>> BEGIN THE DATA

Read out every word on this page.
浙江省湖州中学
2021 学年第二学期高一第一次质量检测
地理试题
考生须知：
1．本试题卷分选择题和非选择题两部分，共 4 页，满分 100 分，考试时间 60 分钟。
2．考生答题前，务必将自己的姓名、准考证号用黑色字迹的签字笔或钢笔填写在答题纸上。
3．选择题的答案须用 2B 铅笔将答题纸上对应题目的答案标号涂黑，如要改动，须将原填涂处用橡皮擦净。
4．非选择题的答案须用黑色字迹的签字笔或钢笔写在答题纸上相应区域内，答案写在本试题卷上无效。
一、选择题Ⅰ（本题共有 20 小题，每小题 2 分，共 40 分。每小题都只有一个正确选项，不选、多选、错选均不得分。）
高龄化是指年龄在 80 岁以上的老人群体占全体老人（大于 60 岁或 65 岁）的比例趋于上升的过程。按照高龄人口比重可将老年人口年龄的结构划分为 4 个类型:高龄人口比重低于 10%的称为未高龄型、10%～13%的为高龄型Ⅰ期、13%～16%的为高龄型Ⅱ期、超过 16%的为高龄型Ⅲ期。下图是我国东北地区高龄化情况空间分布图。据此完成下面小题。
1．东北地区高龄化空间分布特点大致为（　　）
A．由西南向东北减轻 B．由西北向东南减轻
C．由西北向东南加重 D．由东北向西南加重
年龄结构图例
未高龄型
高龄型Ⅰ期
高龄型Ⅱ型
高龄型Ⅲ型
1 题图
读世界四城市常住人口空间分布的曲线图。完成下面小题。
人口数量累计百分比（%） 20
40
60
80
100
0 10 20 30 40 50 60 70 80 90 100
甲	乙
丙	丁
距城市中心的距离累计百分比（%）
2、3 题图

>> END THE DATA

● **GOAL**
Above are the records; retype every one exactly.

● **PROBLEM SOLUTION**
Read out every word on this page.
浙江省湖州中学
2021 学年第二学期高一第一次质量检测
地理试题
考生须知：
1．本试题卷分选择题和非选择题两部分，共 4 页，满分 100 分，考试时间 60 分钟。
2．考生答题前，务必将自己的姓名、准考证号用黑色字迹的签字笔或钢笔填写在答题纸上。
3．选择题的答案须用 2B 铅笔将答题纸上对应题目的答案标号涂黑，如要改动，须将原填涂处用橡皮擦净。
4．非选择题的答案须用黑色字迹的签字笔或钢笔写在答题纸上相应区域内，答案写在本试题卷上无效。
一、选择题Ⅰ（本题共有 20 小题，每小题 2 分，共 40 分。每小题都只有一个正确选项，不选、多选、错选均不得分。）
高龄化是指年龄在 80 岁以上的老人群体占全体老人（大于 60 岁或 65 岁）的比例趋于上升的过程。按照高龄人口比重可将老年人口年龄的结构划分为 4 个类型:高龄人口比重低于 10%的称为未高龄型、10%～13%的为高龄型Ⅰ期、13%～16%的为高龄型Ⅱ期、超过 16%的为高龄型Ⅲ期。下图是我国东北地区高龄化情况空间分布图。据此完成下面小题。
1．东北地区高龄化空间分布特点大致为（　　）
A．由西南向东北减轻 B．由西北向东南减轻
C．由西北向东南加重 D．由东北向西南加重
年龄结构图例
未高龄型
高龄型Ⅰ期
高龄型Ⅱ型
高龄型Ⅲ型
1 题图
读世界四城市常住人口空间分布的曲线图。完成下面小题。
人口数量累计百分比（%） 20
40
60
80
100
0 10 20 30 40 50 60 70 80 90 100
甲	乙
丙	丁
距城市中心的距离累计百分比（%）
2、3 题图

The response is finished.